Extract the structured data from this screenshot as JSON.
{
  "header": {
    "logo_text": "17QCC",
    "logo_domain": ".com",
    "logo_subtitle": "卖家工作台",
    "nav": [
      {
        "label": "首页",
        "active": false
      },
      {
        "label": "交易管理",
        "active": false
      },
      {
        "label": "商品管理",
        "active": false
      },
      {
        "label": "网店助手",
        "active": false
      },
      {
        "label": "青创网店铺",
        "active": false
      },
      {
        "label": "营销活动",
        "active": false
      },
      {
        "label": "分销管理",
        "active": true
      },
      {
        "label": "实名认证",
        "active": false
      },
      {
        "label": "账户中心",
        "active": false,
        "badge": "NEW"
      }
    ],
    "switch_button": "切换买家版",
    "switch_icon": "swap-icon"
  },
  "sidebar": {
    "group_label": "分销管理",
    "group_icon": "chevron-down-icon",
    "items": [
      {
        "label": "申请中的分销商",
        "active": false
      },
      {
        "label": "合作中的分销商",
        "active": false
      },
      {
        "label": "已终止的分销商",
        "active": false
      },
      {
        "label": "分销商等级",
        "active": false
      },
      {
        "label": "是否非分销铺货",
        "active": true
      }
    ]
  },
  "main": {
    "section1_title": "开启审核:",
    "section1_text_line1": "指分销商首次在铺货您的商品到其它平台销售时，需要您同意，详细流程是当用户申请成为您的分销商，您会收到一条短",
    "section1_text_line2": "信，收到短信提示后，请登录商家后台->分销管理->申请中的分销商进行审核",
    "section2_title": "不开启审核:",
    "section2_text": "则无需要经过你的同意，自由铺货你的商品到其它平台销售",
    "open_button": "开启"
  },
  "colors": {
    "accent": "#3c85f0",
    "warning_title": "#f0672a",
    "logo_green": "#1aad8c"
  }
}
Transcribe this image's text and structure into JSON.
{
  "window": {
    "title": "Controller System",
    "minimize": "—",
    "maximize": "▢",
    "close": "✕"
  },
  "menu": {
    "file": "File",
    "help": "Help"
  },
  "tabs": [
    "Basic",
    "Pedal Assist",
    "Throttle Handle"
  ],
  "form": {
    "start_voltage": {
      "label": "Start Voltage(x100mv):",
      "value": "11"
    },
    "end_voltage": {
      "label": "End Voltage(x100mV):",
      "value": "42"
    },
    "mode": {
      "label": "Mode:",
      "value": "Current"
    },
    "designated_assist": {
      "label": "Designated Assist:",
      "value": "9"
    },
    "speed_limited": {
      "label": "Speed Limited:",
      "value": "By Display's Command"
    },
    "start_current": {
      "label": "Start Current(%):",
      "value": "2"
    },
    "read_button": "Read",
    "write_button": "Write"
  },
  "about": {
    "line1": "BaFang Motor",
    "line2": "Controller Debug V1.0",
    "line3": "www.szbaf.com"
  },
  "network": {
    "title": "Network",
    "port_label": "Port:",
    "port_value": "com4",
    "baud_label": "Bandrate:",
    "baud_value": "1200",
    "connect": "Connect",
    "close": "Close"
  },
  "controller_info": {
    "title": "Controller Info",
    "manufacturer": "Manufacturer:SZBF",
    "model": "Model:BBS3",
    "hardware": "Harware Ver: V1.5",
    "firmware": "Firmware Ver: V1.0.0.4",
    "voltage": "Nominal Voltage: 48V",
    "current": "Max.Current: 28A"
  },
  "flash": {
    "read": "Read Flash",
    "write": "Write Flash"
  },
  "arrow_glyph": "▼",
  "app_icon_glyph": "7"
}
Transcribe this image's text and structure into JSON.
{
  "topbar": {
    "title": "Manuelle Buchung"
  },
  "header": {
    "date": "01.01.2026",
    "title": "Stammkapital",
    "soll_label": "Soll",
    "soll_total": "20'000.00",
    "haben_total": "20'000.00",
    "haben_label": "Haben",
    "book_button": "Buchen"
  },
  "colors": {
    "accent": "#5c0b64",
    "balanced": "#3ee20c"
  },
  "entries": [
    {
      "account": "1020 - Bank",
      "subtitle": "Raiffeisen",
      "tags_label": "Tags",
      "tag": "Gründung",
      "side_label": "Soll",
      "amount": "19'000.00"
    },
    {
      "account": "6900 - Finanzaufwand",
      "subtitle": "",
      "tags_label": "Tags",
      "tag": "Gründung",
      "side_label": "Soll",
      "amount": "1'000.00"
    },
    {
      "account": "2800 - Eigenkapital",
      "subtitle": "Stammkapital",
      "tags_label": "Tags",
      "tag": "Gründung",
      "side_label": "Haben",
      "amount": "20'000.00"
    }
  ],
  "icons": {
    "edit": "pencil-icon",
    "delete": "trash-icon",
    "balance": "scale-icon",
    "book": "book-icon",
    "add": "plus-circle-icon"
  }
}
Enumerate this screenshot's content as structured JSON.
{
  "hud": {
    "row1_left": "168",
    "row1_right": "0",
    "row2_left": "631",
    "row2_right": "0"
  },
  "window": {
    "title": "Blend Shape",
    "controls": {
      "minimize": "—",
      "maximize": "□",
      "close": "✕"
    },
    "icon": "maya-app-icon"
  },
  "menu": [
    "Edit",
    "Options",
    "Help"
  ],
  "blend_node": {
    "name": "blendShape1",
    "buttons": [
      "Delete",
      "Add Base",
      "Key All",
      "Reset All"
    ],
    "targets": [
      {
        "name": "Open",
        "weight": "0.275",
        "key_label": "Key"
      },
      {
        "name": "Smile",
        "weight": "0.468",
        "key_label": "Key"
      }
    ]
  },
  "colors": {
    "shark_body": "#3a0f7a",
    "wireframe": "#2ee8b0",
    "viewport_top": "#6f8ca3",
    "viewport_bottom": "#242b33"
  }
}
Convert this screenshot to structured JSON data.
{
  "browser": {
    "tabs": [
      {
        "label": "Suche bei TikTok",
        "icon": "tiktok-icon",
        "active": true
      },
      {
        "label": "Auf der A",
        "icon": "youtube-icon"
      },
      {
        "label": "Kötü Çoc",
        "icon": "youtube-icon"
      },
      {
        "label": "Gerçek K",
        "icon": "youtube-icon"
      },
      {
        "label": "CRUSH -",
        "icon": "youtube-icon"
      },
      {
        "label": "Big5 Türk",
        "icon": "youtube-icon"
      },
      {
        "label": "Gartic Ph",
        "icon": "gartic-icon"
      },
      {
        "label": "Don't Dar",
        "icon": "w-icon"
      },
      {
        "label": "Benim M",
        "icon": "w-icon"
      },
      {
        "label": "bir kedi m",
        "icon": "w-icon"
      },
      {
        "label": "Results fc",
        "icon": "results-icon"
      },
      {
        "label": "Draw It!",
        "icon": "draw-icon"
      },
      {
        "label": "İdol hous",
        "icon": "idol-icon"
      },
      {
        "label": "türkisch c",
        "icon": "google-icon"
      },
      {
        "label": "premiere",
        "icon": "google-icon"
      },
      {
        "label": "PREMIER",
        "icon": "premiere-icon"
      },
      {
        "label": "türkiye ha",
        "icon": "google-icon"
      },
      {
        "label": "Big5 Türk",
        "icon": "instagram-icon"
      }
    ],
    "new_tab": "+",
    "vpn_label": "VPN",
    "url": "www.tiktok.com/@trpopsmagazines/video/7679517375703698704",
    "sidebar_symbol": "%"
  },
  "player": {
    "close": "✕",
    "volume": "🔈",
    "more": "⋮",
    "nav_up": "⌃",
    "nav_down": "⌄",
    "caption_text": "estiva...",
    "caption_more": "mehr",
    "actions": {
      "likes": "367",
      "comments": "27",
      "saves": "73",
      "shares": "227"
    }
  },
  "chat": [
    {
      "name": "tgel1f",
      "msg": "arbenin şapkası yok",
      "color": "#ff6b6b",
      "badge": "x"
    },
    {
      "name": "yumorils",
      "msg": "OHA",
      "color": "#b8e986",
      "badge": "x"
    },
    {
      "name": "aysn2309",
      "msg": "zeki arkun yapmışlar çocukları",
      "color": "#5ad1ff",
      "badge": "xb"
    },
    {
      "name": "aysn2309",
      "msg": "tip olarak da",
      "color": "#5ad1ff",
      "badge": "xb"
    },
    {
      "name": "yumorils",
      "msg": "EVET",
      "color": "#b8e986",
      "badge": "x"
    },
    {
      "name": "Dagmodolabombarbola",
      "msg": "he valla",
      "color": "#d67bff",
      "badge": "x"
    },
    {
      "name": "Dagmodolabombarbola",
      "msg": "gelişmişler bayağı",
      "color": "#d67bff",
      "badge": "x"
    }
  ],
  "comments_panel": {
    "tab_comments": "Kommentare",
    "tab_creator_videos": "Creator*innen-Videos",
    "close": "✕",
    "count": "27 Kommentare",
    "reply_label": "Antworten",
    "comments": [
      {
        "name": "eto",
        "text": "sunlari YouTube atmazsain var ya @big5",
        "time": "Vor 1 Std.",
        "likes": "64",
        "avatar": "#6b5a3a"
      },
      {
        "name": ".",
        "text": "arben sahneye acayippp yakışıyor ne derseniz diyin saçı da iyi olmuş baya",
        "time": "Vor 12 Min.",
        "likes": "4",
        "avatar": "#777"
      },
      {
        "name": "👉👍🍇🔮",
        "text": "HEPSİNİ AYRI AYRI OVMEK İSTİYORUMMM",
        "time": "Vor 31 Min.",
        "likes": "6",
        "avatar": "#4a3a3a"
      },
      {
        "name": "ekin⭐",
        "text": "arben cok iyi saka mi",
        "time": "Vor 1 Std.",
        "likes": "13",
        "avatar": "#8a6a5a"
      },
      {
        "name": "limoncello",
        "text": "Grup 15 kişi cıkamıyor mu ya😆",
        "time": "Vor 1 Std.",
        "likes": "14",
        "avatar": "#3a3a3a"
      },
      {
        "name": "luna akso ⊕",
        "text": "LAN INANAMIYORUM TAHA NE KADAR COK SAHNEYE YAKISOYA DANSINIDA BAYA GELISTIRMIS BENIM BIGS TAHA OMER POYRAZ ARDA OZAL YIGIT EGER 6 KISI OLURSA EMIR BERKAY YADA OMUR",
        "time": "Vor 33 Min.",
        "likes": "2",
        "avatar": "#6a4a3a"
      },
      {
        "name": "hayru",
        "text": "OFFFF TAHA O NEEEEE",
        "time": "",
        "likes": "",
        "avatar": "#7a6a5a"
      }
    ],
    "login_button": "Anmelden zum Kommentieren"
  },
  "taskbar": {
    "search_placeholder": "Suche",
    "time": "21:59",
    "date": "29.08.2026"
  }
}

★ ★ ★ ★

- [What is being asked] Of all the lines in the listing above, how many include "amount"? Write only the number.

- [Exercise solution] 3